## Aim
Set down each record exactly as written.

## Material for this task
━━━━━━━━━━━━━━━━━━━━

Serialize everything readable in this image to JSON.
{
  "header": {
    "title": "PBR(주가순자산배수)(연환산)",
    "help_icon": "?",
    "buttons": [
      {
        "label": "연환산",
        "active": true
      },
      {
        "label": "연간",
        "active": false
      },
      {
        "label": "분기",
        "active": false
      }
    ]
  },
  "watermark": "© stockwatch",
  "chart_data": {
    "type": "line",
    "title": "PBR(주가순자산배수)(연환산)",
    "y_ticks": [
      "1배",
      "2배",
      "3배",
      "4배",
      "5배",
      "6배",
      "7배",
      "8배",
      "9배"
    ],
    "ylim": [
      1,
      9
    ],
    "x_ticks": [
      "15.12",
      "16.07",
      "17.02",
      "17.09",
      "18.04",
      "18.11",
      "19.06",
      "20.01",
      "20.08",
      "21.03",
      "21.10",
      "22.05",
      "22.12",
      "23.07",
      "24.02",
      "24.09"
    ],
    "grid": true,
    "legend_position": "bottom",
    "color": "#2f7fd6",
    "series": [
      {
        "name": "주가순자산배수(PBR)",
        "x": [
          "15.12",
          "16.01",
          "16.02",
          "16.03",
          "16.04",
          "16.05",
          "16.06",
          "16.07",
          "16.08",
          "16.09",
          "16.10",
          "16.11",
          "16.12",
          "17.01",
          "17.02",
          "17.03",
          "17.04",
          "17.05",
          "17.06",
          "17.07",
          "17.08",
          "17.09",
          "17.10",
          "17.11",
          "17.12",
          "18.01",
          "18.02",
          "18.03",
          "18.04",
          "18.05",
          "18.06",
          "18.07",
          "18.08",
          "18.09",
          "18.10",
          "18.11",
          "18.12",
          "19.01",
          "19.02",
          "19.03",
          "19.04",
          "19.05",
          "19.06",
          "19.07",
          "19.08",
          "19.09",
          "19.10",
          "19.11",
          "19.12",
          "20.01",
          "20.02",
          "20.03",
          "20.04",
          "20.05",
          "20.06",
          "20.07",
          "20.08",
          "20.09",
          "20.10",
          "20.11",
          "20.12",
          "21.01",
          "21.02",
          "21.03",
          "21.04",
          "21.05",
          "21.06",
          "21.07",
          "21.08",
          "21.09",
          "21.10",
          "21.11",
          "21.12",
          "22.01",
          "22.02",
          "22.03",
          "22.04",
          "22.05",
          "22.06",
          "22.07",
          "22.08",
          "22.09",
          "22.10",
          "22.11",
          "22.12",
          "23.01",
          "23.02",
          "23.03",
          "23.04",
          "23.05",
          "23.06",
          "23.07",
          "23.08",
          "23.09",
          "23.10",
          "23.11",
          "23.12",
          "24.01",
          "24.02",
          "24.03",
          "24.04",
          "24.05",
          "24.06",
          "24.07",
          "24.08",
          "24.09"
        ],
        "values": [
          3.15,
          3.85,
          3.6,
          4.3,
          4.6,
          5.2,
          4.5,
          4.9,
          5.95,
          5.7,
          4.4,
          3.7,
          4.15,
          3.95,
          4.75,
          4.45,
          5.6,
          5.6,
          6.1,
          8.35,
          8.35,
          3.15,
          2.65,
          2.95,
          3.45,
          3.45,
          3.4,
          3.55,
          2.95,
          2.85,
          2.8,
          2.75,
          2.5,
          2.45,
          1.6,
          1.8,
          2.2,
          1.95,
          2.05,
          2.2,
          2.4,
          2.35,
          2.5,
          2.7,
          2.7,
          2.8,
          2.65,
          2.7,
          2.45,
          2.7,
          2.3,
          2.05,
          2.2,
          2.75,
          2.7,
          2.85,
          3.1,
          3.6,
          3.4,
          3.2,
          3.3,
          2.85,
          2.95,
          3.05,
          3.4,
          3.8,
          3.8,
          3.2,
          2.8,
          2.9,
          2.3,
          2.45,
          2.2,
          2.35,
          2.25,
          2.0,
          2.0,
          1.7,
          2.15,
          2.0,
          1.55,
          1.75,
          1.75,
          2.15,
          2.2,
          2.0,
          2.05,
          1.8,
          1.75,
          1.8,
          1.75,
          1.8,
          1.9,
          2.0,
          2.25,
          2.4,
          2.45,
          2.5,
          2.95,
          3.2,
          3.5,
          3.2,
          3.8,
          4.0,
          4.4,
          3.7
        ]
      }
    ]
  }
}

━━━━━━━━━━━━━━━━━━━━

## Response to this task
Serialize everything readable in this image to JSON.
{
  "header": {
    "title": "PBR(주가순자산배수)(연환산)",
    "help_icon": "?",
    "buttons": [
      {
        "label": "연환산",
        "active": true
      },
      {
        "label": "연간",
        "active": false
      },
      {
        "label": "분기",
        "active": false
      }
    ]
  },
  "watermark": "© stockwatch",
  "chart_data": {
    "type": "line",
    "title": "PBR(주가순자산배수)(연환산)",
    "y_ticks": [
      "1배",
      "2배",
      "3배",
      "4배",
      "5배",
      "6배",
      "7배",
      "8배",
      "9배"
    ],
    "ylim": [
      1,
      9
    ],
    "x_ticks": [
      "15.12",
      "16.07",
      "17.02",
      "17.09",
      "18.04",
      "18.11",
      "19.06",
      "20.01",
      "20.08",
      "21.03",
      "21.10",
      "22.05",
      "22.12",
      "23.07",
      "24.02",
      "24.09"
    ],
    "grid": true,
    "legend_position": "bottom",
    "color": "#2f7fd6",
    "series": [
      {
        "name": "주가순자산배수(PBR)",
        "x": [
          "15.12",
          "16.01",
          "16.02",
          "16.03",
          "16.04",
          "16.05",
          "16.06",
          "16.07",
          "16.08",
          "16.09",
          "16.10",
          "16.11",
          "16.12",
          "17.01",
          "17.02",
          "17.03",
          "17.04",
          "17.05",
          "17.06",
          "17.07",
          "17.08",
          "17.09",
          "17.10",
          "17.11",
          "17.12",
          "18.01",
          "18.02",
          "18.03",
          "18.04",
          "18.05",
          "18.06",
          "18.07",
          "18.08",
          "18.09",
          "18.10",
          "18.11",
          "18.12",
          "19.01",
          "19.02",
          "19.03",
          "19.04",
          "19.05",
          "19.06",
          "19.07",
          "19.08",
          "19.09",
          "19.10",
          "19.11",
          "19.12",
          "20.01",
          "20.02",
          "20.03",
          "20.04",
          "20.05",
          "20.06",
          "20.07",
          "20.08",
          "20.09",
          "20.10",
          "20.11",
          "20.12",
          "21.01",
          "21.02",
          "21.03",
          "21.04",
          "21.05",
          "21.06",
          "21.07",
          "21.08",
          "21.09",
          "21.10",
          "21.11",
          "21.12",
          "22.01",
          "22.02",
          "22.03",
          "22.04",
          "22.05",
          "22.06",
          "22.07",
          "22.08",
          "22.09",
          "22.10",
          "22.11",
          "22.12",
          "23.01",
          "23.02",
          "23.03",
          "23.04",
          "23.05",
          "23.06",
          "23.07",
          "23.08",
          "23.09",
          "23.10",
          "23.11",
          "23.12",
          "24.01",
          "24.02",
          "24.03",
          "24.04",
          "24.05",
          "24.06",
          "24.07",
          "24.08",
          "24.09"
        ],
        "values": [
          3.15,
          3.85,
          3.6,
          4.3,
          4.6,
          5.2,
          4.5,
          4.9,
          5.95,
          5.7,
          4.4,
          3.7,
          4.15,
          3.95,
          4.75,
          4.45,
          5.6,
          5.6,
          6.1,
          8.35,
          8.35,
          3.15,
          2.65,
          2.95,
          3.45,
          3.45,
          3.4,
          3.55,
          2.95,
          2.85,
          2.8,
          2.75,
          2.5,
          2.45,
          1.6,
          1.8,
          2.2,
          1.95,
          2.05,
          2.2,
          2.4,
          2.35,
          2.5,
          2.7,
          2.7,
          2.8,
          2.65,
          2.7,
          2.45,
          2.7,
          2.3,
          2.05,
          2.2,
          2.75,
          2.7,
          2.85,
          3.1,
          3.6,
          3.4,
          3.2,
          3.3,
          2.85,
          2.95,
          3.05,
          3.4,
          3.8,
          3.8,
          3.2,
          2.8,
          2.9,
          2.3,
          2.45,
          2.2,
          2.35,
          2.25,
          2.0,
          2.0,
          1.7,
          2.15,
          2.0,
          1.55,
          1.75,
          1.75,
          2.15,
          2.2,
          2.0,
          2.05,
          1.8,
          1.75,
          1.8,
          1.75,
          1.8,
          1.9,
          2.0,
          2.25,
          2.4,
          2.45,
          2.5,
          2.95,
          3.2,
          3.5,
          3.2,
          3.8,
          4.0,
          4.4,
          3.7
        ]
      }
    ]
  }
}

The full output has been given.